** begin DATA SUPPLIED **

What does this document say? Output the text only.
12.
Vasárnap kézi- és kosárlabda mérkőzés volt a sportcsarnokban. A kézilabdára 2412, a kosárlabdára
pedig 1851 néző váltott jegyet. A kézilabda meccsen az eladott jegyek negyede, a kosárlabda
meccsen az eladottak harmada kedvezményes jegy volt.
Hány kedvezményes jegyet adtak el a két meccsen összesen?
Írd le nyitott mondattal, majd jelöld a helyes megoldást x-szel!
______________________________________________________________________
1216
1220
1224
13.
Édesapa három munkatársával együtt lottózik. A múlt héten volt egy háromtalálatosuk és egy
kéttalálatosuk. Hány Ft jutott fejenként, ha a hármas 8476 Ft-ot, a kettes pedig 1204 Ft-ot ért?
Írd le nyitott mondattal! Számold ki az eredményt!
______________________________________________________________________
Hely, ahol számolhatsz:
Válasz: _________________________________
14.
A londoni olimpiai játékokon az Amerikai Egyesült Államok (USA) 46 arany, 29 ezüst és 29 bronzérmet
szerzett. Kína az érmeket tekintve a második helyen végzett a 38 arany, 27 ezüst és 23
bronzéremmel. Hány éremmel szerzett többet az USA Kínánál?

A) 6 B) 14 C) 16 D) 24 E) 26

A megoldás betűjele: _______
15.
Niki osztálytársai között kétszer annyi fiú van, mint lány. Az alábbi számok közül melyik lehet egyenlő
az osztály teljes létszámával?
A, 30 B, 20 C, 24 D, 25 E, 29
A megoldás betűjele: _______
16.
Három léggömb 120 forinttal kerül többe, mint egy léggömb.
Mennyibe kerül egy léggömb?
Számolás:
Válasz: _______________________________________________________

** end DATA SUPPLIED **

● **TASK DETAILS**:
Every line of the records above needs to be given again exactly.

● **SOLUTION FOR THIS PROBLEM**:
What does this document say? Output the text only.
12.
Vasárnap kézi- és kosárlabda mérkőzés volt a sportcsarnokban. A kézilabdára 2412, a kosárlabdára
pedig 1851 néző váltott jegyet. A kézilabda meccsen az eladott jegyek negyede, a kosárlabda
meccsen az eladottak harmada kedvezményes jegy volt.
Hány kedvezményes jegyet adtak el a két meccsen összesen?
Írd le nyitott mondattal, majd jelöld a helyes megoldást x-szel!
______________________________________________________________________
1216
1220
1224
13.
Édesapa három munkatársával együtt lottózik. A múlt héten volt egy háromtalálatosuk és egy
kéttalálatosuk. Hány Ft jutott fejenként, ha a hármas 8476 Ft-ot, a kettes pedig 1204 Ft-ot ért?
Írd le nyitott mondattal! Számold ki az eredményt!
______________________________________________________________________
Hely, ahol számolhatsz:
Válasz: _________________________________
14.
A londoni olimpiai játékokon az Amerikai Egyesült Államok (USA) 46 arany, 29 ezüst és 29 bronzérmet
szerzett. Kína az érmeket tekintve a második helyen végzett a 38 arany, 27 ezüst és 23
bronzéremmel. Hány éremmel szerzett többet az USA Kínánál?

A) 6 B) 14 C) 16 D) 24 E) 26

A megoldás betűjele: _______
15.
Niki osztálytársai között kétszer annyi fiú van, mint lány. Az alábbi számok közül melyik lehet egyenlő
az osztály teljes létszámával?
A, 30 B, 20 C, 24 D, 25 E, 29
A megoldás betűjele: _______
16.
Három léggömb 120 forinttal kerül többe, mint egy léggömb.
Mennyibe kerül egy léggömb?
Számolás:
Válasz: _______________________________________________________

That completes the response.